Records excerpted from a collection
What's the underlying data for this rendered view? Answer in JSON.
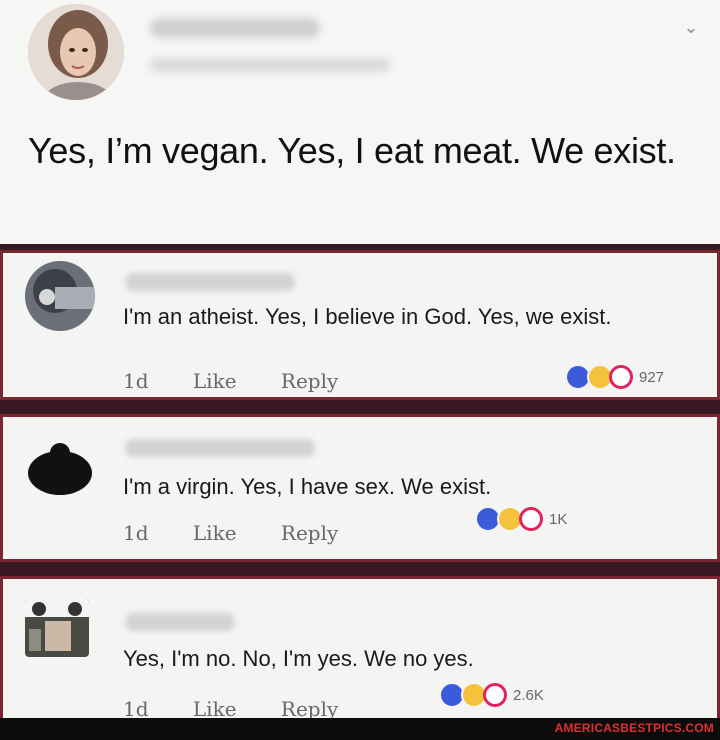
{
  "post": {
    "text": "Yes, I’m vegan. Yes, I eat meat. We exist."
  },
  "actions": {
    "time": "1d",
    "like": "Like",
    "reply": "Reply"
  },
  "comments": [
    {
      "text": "I'm an atheist. Yes, I believe in God. Yes, we exist.",
      "reaction_count": "927"
    },
    {
      "text": "I'm a virgin. Yes, I have sex. We exist.",
      "reaction_count": "1K"
    },
    {
      "text": "Yes, I'm no. No, I'm yes. We no yes.",
      "reaction_count": "2.6K"
    }
  ],
  "watermark": "AMERICASBESTPICS.COM",
  "icons": [
    "chevron-down-icon",
    "like-reaction-icon",
    "haha-reaction-icon",
    "love-reaction-icon"
  ],
  "colors": {
    "like": "#3b5bdb",
    "haha": "#f5c33b",
    "love": "#e0245e",
    "frame": "#7a2632",
    "watermark": "#e03030"
  }
}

Aim of the task = Transcribe every entry above exactly. Omit all pictures.

Complete response =
What's the underlying data for this rendered view? Answer in JSON.
{
  "post": {
    "text": "Yes, I’m vegan. Yes, I eat meat. We exist."
  },
  "actions": {
    "time": "1d",
    "like": "Like",
    "reply": "Reply"
  },
  "comments": [
    {
      "text": "I'm an atheist. Yes, I believe in God. Yes, we exist.",
      "reaction_count": "927"
    },
    {
      "text": "I'm a virgin. Yes, I have sex. We exist.",
      "reaction_count": "1K"
    },
    {
      "text": "Yes, I'm no. No, I'm yes. We no yes.",
      "reaction_count": "2.6K"
    }
  ],
  "watermark": "AMERICASBESTPICS.COM",
  "icons": [
    "chevron-down-icon",
    "like-reaction-icon",
    "haha-reaction-icon",
    "love-reaction-icon"
  ],
  "colors": {
    "like": "#3b5bdb",
    "haha": "#f5c33b",
    "love": "#e0245e",
    "frame": "#7a2632",
    "watermark": "#e03030"
  }
}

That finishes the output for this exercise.